Una visita al Museo de la Memoria es un ejercicio que puede resultar duro para el corazón sensible. Un recorrido por sus intrincados espacios es una verdadera meditación acerca de la crueldad humana, del horror y la insensibilidad ante quienes piensan de manera distinta. Una meditación que no solamente abarca el pensamiento, la mera razón, sino que llega hasta la fibra más profunda de nuestras emociones, del corazón, de las vísceras, si hablamos desde una antropología semita.


Son historias que conmueven, que no solo hablan de lo nefasto de la violencia al servicio de la ocupación irregular del poder, bajo argumentos que hoy producen una mueca de asco, un rictus de ironía ante la creatividad de quienes se posesionaron del poder y cortaron de raíz un intento político-social de un gobierno que, mediante una nueva visión de la vida en sociedad, buscaba crear mejores condiciones de vida, basados en la equidad, la justicia y la participación más abierta de sectores más desposeídos de nuestra sociedad. Algo que, a juicio de quienes ejercieron el gobierno por 17 años, ameritaba una sospecha de ideas subversivas, marxistas y otros motes que repetían como una letanía del mal.


Mucho se sabe sobre el tema, y no es necesario darle mayor introducción. Lo que quiero poner a su disposición son los sentimientos que me embargan al leer un par de pequeñas cartas, escritas con caligrafía precisa, llenas de faltas de ortografía, propias de la infancia que ve nacer (hoy, podemos decir, también ve morir) el deseo de comunicar con tecnología tan antigua y venerable, la llamada escritura.
----------------
**Problema breve 1**
Transcriba sin alteración alguna el pasaje del texto sobre el Museo de la Memoria que comienza con las palabras que contienen "Mucho se sabe" y concluye con "la llamada escritura.".
**Problema breve 2**
Reescriba de forma más breve el párrafo del texto sobre el Museo de la Memoria que empieza con "Son historias que conmueven" y conserve sus datos principales.
**Problema breve 3**
Prosiga el texto sobre el Museo de la Memoria a partir de su última oración.

**Material de origen**
----------------
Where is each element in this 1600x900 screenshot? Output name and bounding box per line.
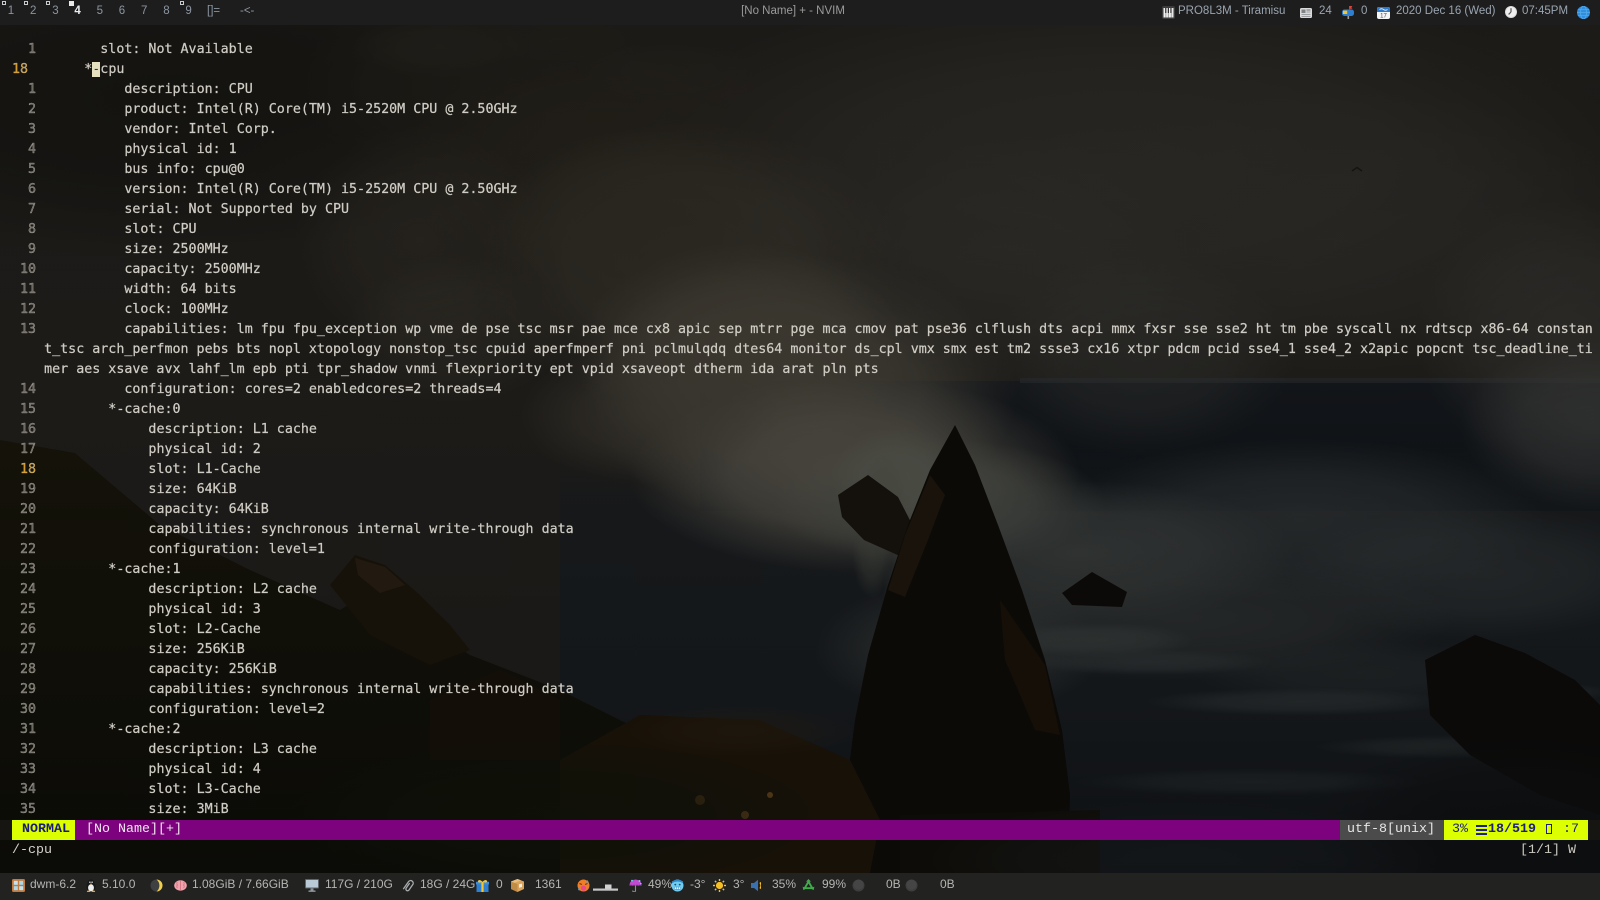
----------------
**Respuesta del ejercicio 1**
Mucho se sabe sobre el tema, y no es necesario darle mayor introducción. Lo que quiero poner a su disposición son los sentimientos que me embargan al leer un par de pequeñas cartas, escritas con caligrafía precisa, llenas de faltas de ortografía, propias de la infancia que ve nacer (hoy, podemos decir, también ve morir) el deseo de comunicar con tecnología tan antigua y venerable, la llamada escritura.

**Respuesta del ejercicio 2**
Son historias conmovedoras que muestran lo nefasto de la violencia empleada para ocupar irregularmente el poder, con argumentos que hoy provocan asco e ironía. Quienes tomaron el poder cortaron de raíz el proyecto político-social de un gobierno que buscaba mejorar las condiciones de vida mediante la equidad, la justicia y una participación más abierta de los sectores más desposeídos. Quienes gobernaron durante 17 años juzgaron ese proyecto sospechoso de ideas subversivas y marxistas, entre otros calificativos que repetían como una letanía del mal.

**Respuesta del ejercicio 3**
Son cartas de pequeñas, de inocentes vidas que hablaban de la vida, de sus anhelos, de sus deseos, logros y desafíos. Las buenas notas, la relación con los hermanos, los juegos… y una petición: volver a ver a quienes amaban, a quienes estaban lejos, a los papás que no estaban con ellas.


Una de ellas era enviada a un prisionero político. No sé si sobrevivió la represión, fue ejecutado o está en la dolorosa llaga nacional de quienes no han sido encontrados. Era el relato sentido de una niña que contaba tantas vivencias, las vivencias de una niña, de una hija que crecía con una pena, la de no ver a su padre, la de ver a su madre llorando en silencio la lejanía y la angustia de no saber su situación, más allá de saber que estaba preso en alguna de las irregulares prisiones que cubrían Chile.


La otra carta es aún más dolorosa. Es la de una pequeña que envía una misiva a la primera dama de la época, Lucía Hiriart, esposa del dictador. Llama la atención y desgarra la inocencia que exuda cada letra clara, escrita con atenta calidad, pidiendo a la señora tal saber por el paradero de su padre, también detenido por los aparatos de represión del régimen militar. Habla de buena conducta, de deseos puros de una hija que quiere ver a su padre preso, de saber dónde puede dejar una carta, un dibujo de talento espiritual. La respuesta roza la ironía: la estimada prometió hacer las gestiones para que la DINA pudiera darle pistas sobre su papá. Sí, la DINA, no es un mal chiste.


            «Desde lo hondo a ti grito, Yahvé: ¡Señor, escucha mi clamor!» (Sal 128 [129], 1-2). Al leer estas cartas, no dejo de pensar en la voz de los niños, los pequeños que hacen llegar su clamor puro y sin las luchas de adultos por diversas posturas de variada índole. Son pequeños que desean el vínculo con sus progenitores. Sólo buscan la verdad que nace del abrazo y el beso cariñoso del padre amado.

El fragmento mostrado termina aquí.